JOB = Restate the entries word for word, omitting nothing.

Start INPUT

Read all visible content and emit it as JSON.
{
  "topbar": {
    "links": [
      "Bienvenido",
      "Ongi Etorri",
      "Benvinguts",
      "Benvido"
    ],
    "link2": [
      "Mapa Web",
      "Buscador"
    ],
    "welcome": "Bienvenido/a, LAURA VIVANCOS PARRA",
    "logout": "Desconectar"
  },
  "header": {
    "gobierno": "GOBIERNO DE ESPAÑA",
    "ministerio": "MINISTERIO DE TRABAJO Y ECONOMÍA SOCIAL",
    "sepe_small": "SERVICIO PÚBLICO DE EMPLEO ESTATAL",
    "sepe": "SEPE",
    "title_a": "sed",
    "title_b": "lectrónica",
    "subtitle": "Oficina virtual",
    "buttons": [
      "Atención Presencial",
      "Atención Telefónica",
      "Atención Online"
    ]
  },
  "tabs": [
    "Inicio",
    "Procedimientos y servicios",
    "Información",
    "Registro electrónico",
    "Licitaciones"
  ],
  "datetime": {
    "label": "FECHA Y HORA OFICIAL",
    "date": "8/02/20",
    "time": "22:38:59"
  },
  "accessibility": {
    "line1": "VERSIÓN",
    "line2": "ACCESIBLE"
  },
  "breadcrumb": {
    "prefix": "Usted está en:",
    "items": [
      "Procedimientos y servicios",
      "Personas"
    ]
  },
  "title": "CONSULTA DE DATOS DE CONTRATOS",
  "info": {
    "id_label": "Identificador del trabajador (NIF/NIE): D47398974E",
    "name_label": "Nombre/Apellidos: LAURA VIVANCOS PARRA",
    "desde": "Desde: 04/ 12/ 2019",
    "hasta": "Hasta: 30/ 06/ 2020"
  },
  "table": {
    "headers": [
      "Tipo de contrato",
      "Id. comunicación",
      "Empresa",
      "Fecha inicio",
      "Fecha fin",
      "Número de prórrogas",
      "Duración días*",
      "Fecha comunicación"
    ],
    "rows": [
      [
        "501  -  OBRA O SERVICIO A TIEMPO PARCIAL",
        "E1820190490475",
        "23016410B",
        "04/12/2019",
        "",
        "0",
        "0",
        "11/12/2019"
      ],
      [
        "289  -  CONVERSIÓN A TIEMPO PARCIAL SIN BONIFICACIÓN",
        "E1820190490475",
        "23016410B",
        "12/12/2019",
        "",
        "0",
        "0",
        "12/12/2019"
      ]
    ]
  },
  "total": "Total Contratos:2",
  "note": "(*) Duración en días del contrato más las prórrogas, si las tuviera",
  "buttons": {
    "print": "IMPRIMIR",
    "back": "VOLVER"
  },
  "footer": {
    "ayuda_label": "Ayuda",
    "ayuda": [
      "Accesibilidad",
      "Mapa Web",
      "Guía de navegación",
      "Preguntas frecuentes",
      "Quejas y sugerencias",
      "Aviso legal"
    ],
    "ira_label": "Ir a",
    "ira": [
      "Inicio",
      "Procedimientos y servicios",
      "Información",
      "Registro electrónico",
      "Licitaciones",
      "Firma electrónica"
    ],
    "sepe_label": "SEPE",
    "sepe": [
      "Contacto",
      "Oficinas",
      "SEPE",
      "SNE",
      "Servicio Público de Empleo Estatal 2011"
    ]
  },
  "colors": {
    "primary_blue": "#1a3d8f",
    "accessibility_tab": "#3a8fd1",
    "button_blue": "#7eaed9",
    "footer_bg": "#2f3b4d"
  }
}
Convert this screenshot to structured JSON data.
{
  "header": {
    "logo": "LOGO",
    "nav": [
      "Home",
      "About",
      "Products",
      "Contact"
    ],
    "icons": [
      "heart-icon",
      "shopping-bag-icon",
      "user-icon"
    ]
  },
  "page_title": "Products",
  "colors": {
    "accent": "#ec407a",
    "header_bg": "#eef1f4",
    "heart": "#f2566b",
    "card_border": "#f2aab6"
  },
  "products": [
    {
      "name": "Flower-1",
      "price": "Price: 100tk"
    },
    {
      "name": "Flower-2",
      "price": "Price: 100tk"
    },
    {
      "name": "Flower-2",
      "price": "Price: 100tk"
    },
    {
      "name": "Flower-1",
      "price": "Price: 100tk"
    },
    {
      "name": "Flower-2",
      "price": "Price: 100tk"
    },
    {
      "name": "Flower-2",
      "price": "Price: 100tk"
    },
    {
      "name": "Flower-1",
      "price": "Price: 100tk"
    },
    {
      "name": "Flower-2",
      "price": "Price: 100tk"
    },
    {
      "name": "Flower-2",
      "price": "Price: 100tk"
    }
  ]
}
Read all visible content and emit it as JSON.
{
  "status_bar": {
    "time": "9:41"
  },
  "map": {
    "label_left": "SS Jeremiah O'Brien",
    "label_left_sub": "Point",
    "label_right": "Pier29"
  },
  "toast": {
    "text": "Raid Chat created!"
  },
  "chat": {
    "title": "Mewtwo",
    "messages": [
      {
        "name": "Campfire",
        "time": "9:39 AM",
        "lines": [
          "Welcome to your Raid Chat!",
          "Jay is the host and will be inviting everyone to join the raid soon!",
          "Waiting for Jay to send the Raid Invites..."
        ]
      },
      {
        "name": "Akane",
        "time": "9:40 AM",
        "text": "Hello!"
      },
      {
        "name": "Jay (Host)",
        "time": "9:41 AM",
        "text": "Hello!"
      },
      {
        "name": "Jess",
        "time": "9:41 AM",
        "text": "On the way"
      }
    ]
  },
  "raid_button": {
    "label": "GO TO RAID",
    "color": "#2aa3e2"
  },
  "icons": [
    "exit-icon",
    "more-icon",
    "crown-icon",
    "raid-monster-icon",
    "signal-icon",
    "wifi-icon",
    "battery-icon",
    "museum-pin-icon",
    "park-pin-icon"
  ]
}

End INPUT

RESULT OF THE EXERCISE =
Read all visible content and emit it as JSON.
{
  "topbar": {
    "links": [
      "Bienvenido",
      "Ongi Etorri",
      "Benvinguts",
      "Benvido"
    ],
    "link2": [
      "Mapa Web",
      "Buscador"
    ],
    "welcome": "Bienvenido/a, LAURA VIVANCOS PARRA",
    "logout": "Desconectar"
  },
  "header": {
    "gobierno": "GOBIERNO DE ESPAÑA",
    "ministerio": "MINISTERIO DE TRABAJO Y ECONOMÍA SOCIAL",
    "sepe_small": "SERVICIO PÚBLICO DE EMPLEO ESTATAL",
    "sepe": "SEPE",
    "title_a": "sed",
    "title_b": "lectrónica",
    "subtitle": "Oficina virtual",
    "buttons": [
      "Atención Presencial",
      "Atención Telefónica",
      "Atención Online"
    ]
  },
  "tabs": [
    "Inicio",
    "Procedimientos y servicios",
    "Información",
    "Registro electrónico",
    "Licitaciones"
  ],
  "datetime": {
    "label": "FECHA Y HORA OFICIAL",
    "date": "8/02/20",
    "time": "22:38:59"
  },
  "accessibility": {
    "line1": "VERSIÓN",
    "line2": "ACCESIBLE"
  },
  "breadcrumb": {
    "prefix": "Usted está en:",
    "items": [
      "Procedimientos y servicios",
      "Personas"
    ]
  },
  "title": "CONSULTA DE DATOS DE CONTRATOS",
  "info": {
    "id_label": "Identificador del trabajador (NIF/NIE): D47398974E",
    "name_label": "Nombre/Apellidos: LAURA VIVANCOS PARRA",
    "desde": "Desde: 04/ 12/ 2019",
    "hasta": "Hasta: 30/ 06/ 2020"
  },
  "table": {
    "headers": [
      "Tipo de contrato",
      "Id. comunicación",
      "Empresa",
      "Fecha inicio",
      "Fecha fin",
      "Número de prórrogas",
      "Duración días*",
      "Fecha comunicación"
    ],
    "rows": [
      [
        "501  -  OBRA O SERVICIO A TIEMPO PARCIAL",
        "E1820190490475",
        "23016410B",
        "04/12/2019",
        "",
        "0",
        "0",
        "11/12/2019"
      ],
      [
        "289  -  CONVERSIÓN A TIEMPO PARCIAL SIN BONIFICACIÓN",
        "E1820190490475",
        "23016410B",
        "12/12/2019",
        "",
        "0",
        "0",
        "12/12/2019"
      ]
    ]
  },
  "total": "Total Contratos:2",
  "note": "(*) Duración en días del contrato más las prórrogas, si las tuviera",
  "buttons": {
    "print": "IMPRIMIR",
    "back": "VOLVER"
  },
  "footer": {
    "ayuda_label": "Ayuda",
    "ayuda": [
      "Accesibilidad",
      "Mapa Web",
      "Guía de navegación",
      "Preguntas frecuentes",
      "Quejas y sugerencias",
      "Aviso legal"
    ],
    "ira_label": "Ir a",
    "ira": [
      "Inicio",
      "Procedimientos y servicios",
      "Información",
      "Registro electrónico",
      "Licitaciones",
      "Firma electrónica"
    ],
    "sepe_label": "SEPE",
    "sepe": [
      "Contacto",
      "Oficinas",
      "SEPE",
      "SNE",
      "Servicio Público de Empleo Estatal 2011"
    ]
  },
  "colors": {
    "primary_blue": "#1a3d8f",
    "accessibility_tab": "#3a8fd1",
    "button_blue": "#7eaed9",
    "footer_bg": "#2f3b4d"
  }
}
Convert this screenshot to structured JSON data.
{
  "header": {
    "logo": "LOGO",
    "nav": [
      "Home",
      "About",
      "Products",
      "Contact"
    ],
    "icons": [
      "heart-icon",
      "shopping-bag-icon",
      "user-icon"
    ]
  },
  "page_title": "Products",
  "colors": {
    "accent": "#ec407a",
    "header_bg": "#eef1f4",
    "heart": "#f2566b",
    "card_border": "#f2aab6"
  },
  "products": [
    {
      "name": "Flower-1",
      "price": "Price: 100tk"
    },
    {
      "name": "Flower-2",
      "price": "Price: 100tk"
    },
    {
      "name": "Flower-2",
      "price": "Price: 100tk"
    },
    {
      "name": "Flower-1",
      "price": "Price: 100tk"
    },
    {
      "name": "Flower-2",
      "price": "Price: 100tk"
    },
    {
      "name": "Flower-2",
      "price": "Price: 100tk"
    },
    {
      "name": "Flower-1",
      "price": "Price: 100tk"
    },
    {
      "name": "Flower-2",
      "price": "Price: 100tk"
    },
    {
      "name": "Flower-2",
      "price": "Price: 100tk"
    }
  ]
}
Read all visible content and emit it as JSON.
{
  "status_bar": {
    "time": "9:41"
  },
  "map": {
    "label_left": "SS Jeremiah O'Brien",
    "label_left_sub": "Point",
    "label_right": "Pier29"
  },
  "toast": {
    "text": "Raid Chat created!"
  },
  "chat": {
    "title": "Mewtwo",
    "messages": [
      {
        "name": "Campfire",
        "time": "9:39 AM",
        "lines": [
          "Welcome to your Raid Chat!",
          "Jay is the host and will be inviting everyone to join the raid soon!",
          "Waiting for Jay to send the Raid Invites..."
        ]
      },
      {
        "name": "Akane",
        "time": "9:40 AM",
        "text": "Hello!"
      },
      {
        "name": "Jay (Host)",
        "time": "9:41 AM",
        "text": "Hello!"
      },
      {
        "name": "Jess",
        "time": "9:41 AM",
        "text": "On the way"
      }
    ]
  },
  "raid_button": {
    "label": "GO TO RAID",
    "color": "#2aa3e2"
  },
  "icons": [
    "exit-icon",
    "more-icon",
    "crown-icon",
    "raid-monster-icon",
    "signal-icon",
    "wifi-icon",
    "battery-icon",
    "museum-pin-icon",
    "park-pin-icon"
  ]
}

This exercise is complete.